# DATASET ENTRIES

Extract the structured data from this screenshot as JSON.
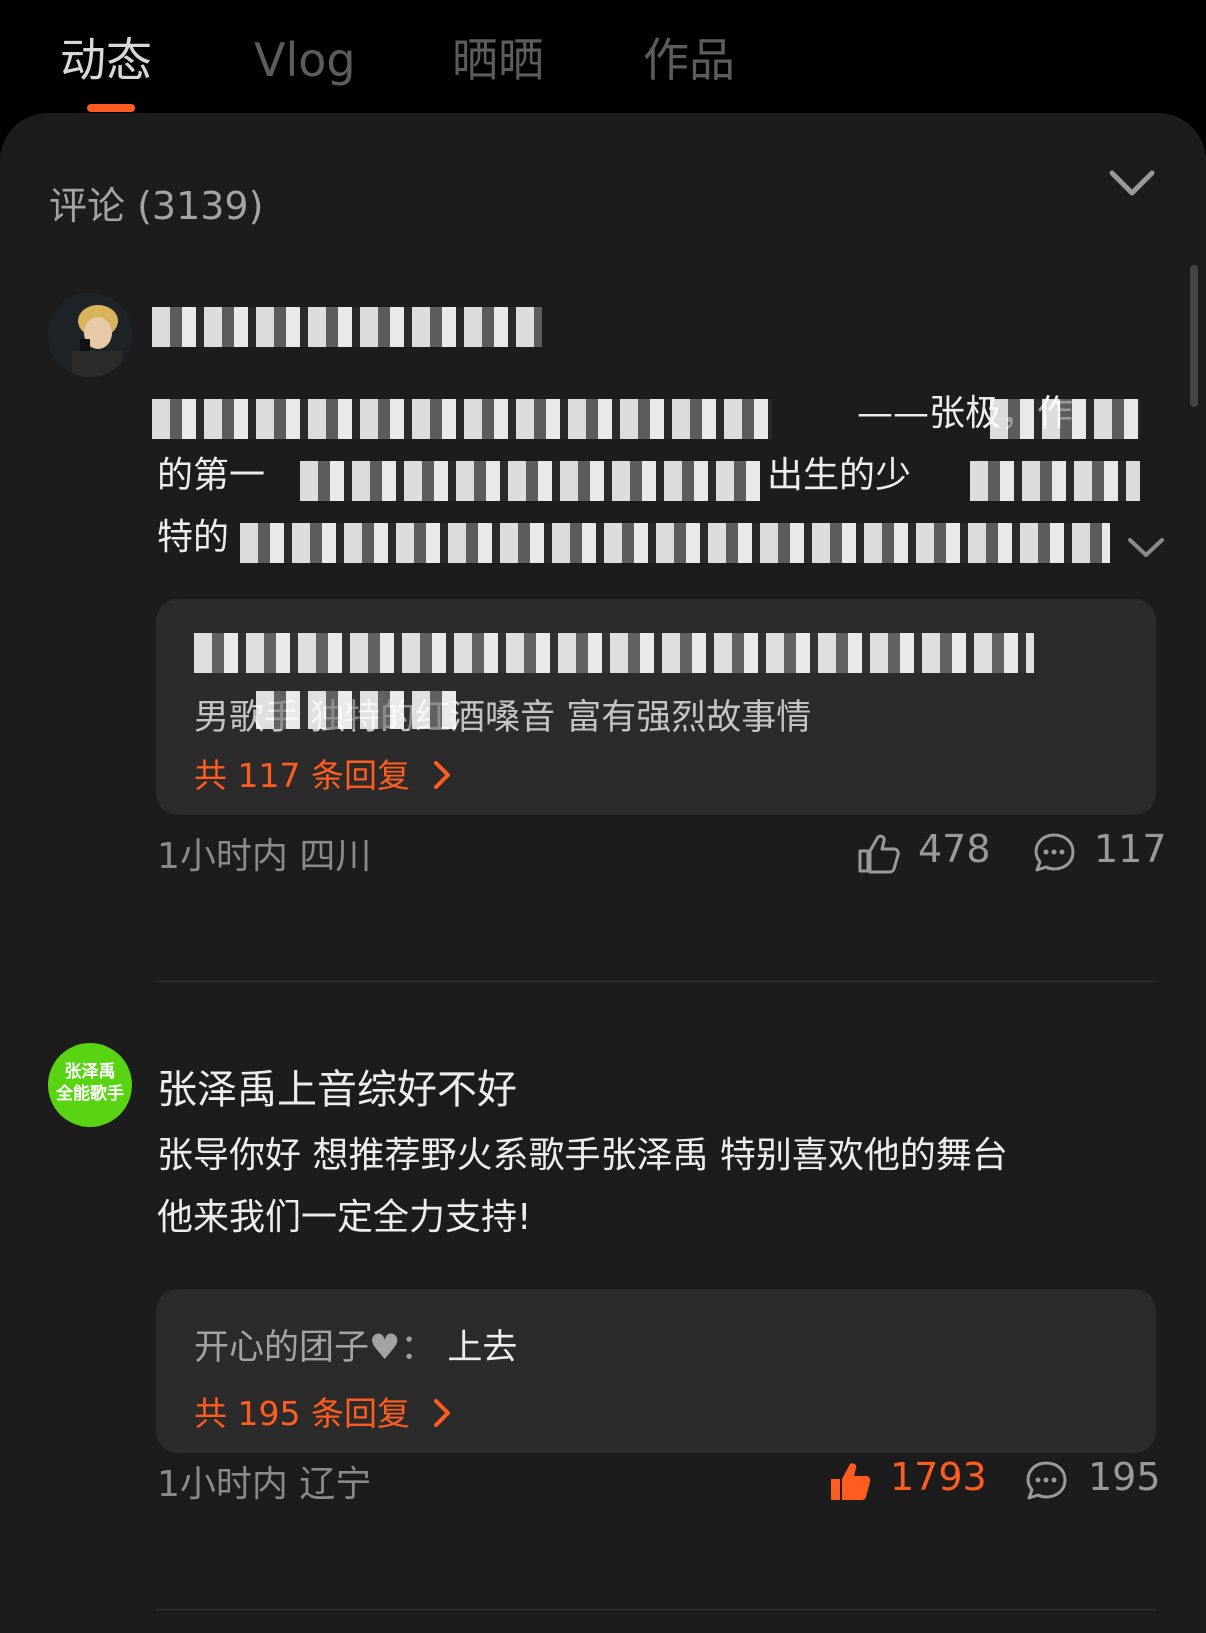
{
  "tabs": [
    {
      "label": "动态"
    },
    {
      "label": "Vlog"
    },
    {
      "label": "晒晒"
    },
    {
      "label": "作品"
    }
  ],
  "accent_color": "#ff5c1f",
  "comments_header": {
    "title": "评论 (3139)"
  },
  "comments": [
    {
      "username": "",
      "text_lines": [
        "——张极，作",
        "的第一",
        "出生的少",
        "特的"
      ],
      "reply_preview": "男歌手 独特的红酒嗓音 富有强烈故事情",
      "reply_count_label": "共 117 条回复",
      "meta": "1小时内 四川",
      "likes": "478",
      "replies": "117",
      "liked": false
    },
    {
      "username": "张泽禹上音综好不好",
      "avatar_text": [
        "张泽禹",
        "全能歌手"
      ],
      "text_lines": [
        "张导你好 想推荐野火系歌手张泽禹 特别喜欢他的舞台",
        "他来我们一定全力支持!"
      ],
      "reply_preview_user": "开心的团子♥：",
      "reply_preview_text": "上去",
      "reply_count_label": "共 195 条回复",
      "meta": "1小时内 辽宁",
      "likes": "1793",
      "replies": "195",
      "liked": true
    }
  ]
}
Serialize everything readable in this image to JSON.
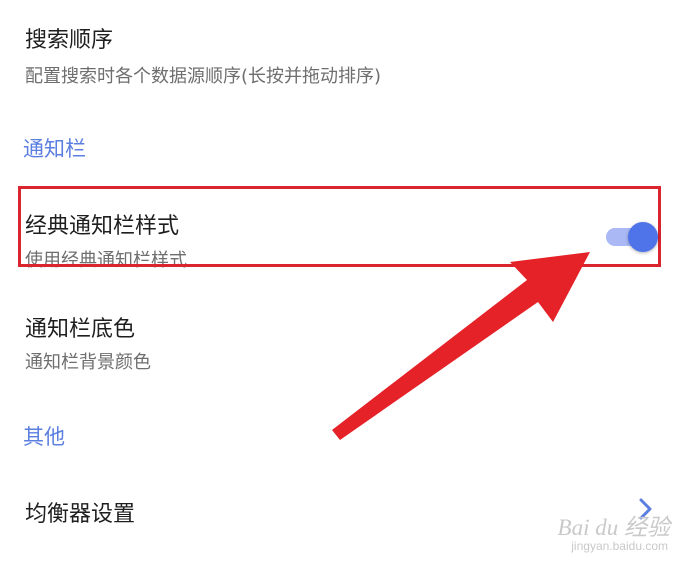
{
  "colors": {
    "accent": "#5b7fe0",
    "highlight": "#d9252e",
    "switch_thumb": "#4f74ea",
    "switch_track": "#aab9f5"
  },
  "settings": {
    "search_order": {
      "title": "搜索顺序",
      "summary": "配置搜索时各个数据源顺序(长按并拖动排序)"
    },
    "notification_category": "通知栏",
    "classic_style": {
      "title": "经典通知栏样式",
      "summary": "使用经典通知栏样式",
      "switch_on": true
    },
    "bar_color": {
      "title": "通知栏底色",
      "summary": "通知栏背景颜色"
    },
    "other_category": "其他",
    "equalizer": {
      "title": "均衡器设置",
      "icon": "chevron-right-icon"
    }
  },
  "watermark": {
    "logo": "Bai du 经验",
    "url": "jingyan.baidu.com"
  }
}
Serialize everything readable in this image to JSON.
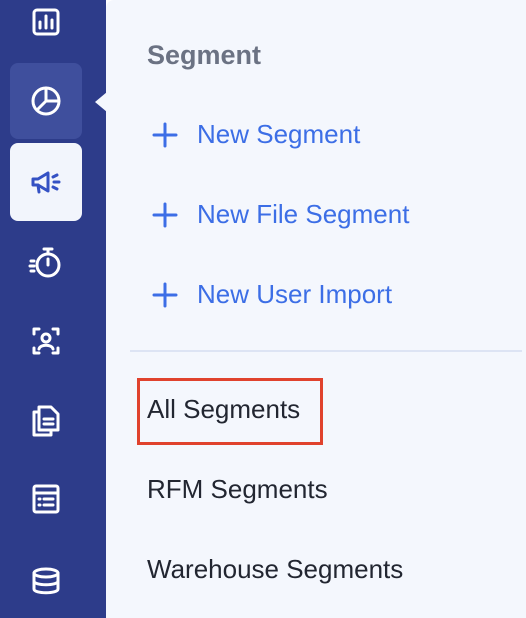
{
  "sidebar": {
    "items": [
      {
        "name": "reports",
        "icon": "bar-chart-icon",
        "state": "normal"
      },
      {
        "name": "analytics",
        "icon": "pie-chart-icon",
        "state": "hovered"
      },
      {
        "name": "campaigns",
        "icon": "megaphone-icon",
        "state": "active"
      },
      {
        "name": "timer",
        "icon": "stopwatch-icon",
        "state": "normal"
      },
      {
        "name": "users",
        "icon": "user-frame-icon",
        "state": "normal"
      },
      {
        "name": "documents",
        "icon": "documents-icon",
        "state": "normal"
      },
      {
        "name": "catalog",
        "icon": "table-list-icon",
        "state": "normal"
      },
      {
        "name": "data",
        "icon": "database-icon",
        "state": "normal"
      }
    ]
  },
  "panel": {
    "title": "Segment",
    "actions": [
      {
        "label": "New Segment",
        "icon": "plus-icon"
      },
      {
        "label": "New File Segment",
        "icon": "plus-icon"
      },
      {
        "label": "New User Import",
        "icon": "plus-icon"
      }
    ],
    "links": [
      {
        "label": "All Segments",
        "highlighted": true
      },
      {
        "label": "RFM Segments"
      },
      {
        "label": "Warehouse Segments"
      }
    ]
  },
  "colors": {
    "sidebar": "#2d3c8a",
    "panel": "#f4f7fd",
    "accent": "#3c6ee6",
    "highlight_border": "#e0422d"
  }
}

# WORK TO DO
Retype each record exactly as it stands, but do not include the pictures.

# ANSWER TO THIS EXERCISE
Extract the structured data from this screenshot as JSON.
{
  "tabs": [
    {
      "label": "动态"
    },
    {
      "label": "Vlog"
    },
    {
      "label": "晒晒"
    },
    {
      "label": "作品"
    }
  ],
  "accent_color": "#ff5c1f",
  "comments_header": {
    "title": "评论 (3139)"
  },
  "comments": [
    {
      "username": "",
      "text_lines": [
        "——张极，作",
        "的第一",
        "出生的少",
        "特的"
      ],
      "reply_preview": "男歌手 独特的红酒嗓音 富有强烈故事情",
      "reply_count_label": "共 117 条回复",
      "meta": "1小时内 四川",
      "likes": "478",
      "replies": "117",
      "liked": false
    },
    {
      "username": "张泽禹上音综好不好",
      "avatar_text": [
        "张泽禹",
        "全能歌手"
      ],
      "text_lines": [
        "张导你好 想推荐野火系歌手张泽禹 特别喜欢他的舞台",
        "他来我们一定全力支持!"
      ],
      "reply_preview_user": "开心的团子♥：",
      "reply_preview_text": "上去",
      "reply_count_label": "共 195 条回复",
      "meta": "1小时内 辽宁",
      "likes": "1793",
      "replies": "195",
      "liked": true
    }
  ]
}
Serialize everything readable in this image to JSON.
{
  "colors": {
    "accent": "#5b7fe0",
    "highlight": "#d9252e",
    "switch_thumb": "#4f74ea",
    "switch_track": "#aab9f5"
  },
  "settings": {
    "search_order": {
      "title": "搜索顺序",
      "summary": "配置搜索时各个数据源顺序(长按并拖动排序)"
    },
    "notification_category": "通知栏",
    "classic_style": {
      "title": "经典通知栏样式",
      "summary": "使用经典通知栏样式",
      "switch_on": true
    },
    "bar_color": {
      "title": "通知栏底色",
      "summary": "通知栏背景颜色"
    },
    "other_category": "其他",
    "equalizer": {
      "title": "均衡器设置",
      "icon": "chevron-right-icon"
    }
  },
  "watermark": {
    "logo": "Bai du 经验",
    "url": "jingyan.baidu.com"
  }
}
Serialize everything readable in this image to JSON.
{
  "sidebar": {
    "items": [
      {
        "name": "reports",
        "icon": "bar-chart-icon",
        "state": "normal"
      },
      {
        "name": "analytics",
        "icon": "pie-chart-icon",
        "state": "hovered"
      },
      {
        "name": "campaigns",
        "icon": "megaphone-icon",
        "state": "active"
      },
      {
        "name": "timer",
        "icon": "stopwatch-icon",
        "state": "normal"
      },
      {
        "name": "users",
        "icon": "user-frame-icon",
        "state": "normal"
      },
      {
        "name": "documents",
        "icon": "documents-icon",
        "state": "normal"
      },
      {
        "name": "catalog",
        "icon": "table-list-icon",
        "state": "normal"
      },
      {
        "name": "data",
        "icon": "database-icon",
        "state": "normal"
      }
    ]
  },
  "panel": {
    "title": "Segment",
    "actions": [
      {
        "label": "New Segment",
        "icon": "plus-icon"
      },
      {
        "label": "New File Segment",
        "icon": "plus-icon"
      },
      {
        "label": "New User Import",
        "icon": "plus-icon"
      }
    ],
    "links": [
      {
        "label": "All Segments",
        "highlighted": true
      },
      {
        "label": "RFM Segments"
      },
      {
        "label": "Warehouse Segments"
      }
    ]
  },
  "colors": {
    "sidebar": "#2d3c8a",
    "panel": "#f4f7fd",
    "accent": "#3c6ee6",
    "highlight_border": "#e0422d"
  }
}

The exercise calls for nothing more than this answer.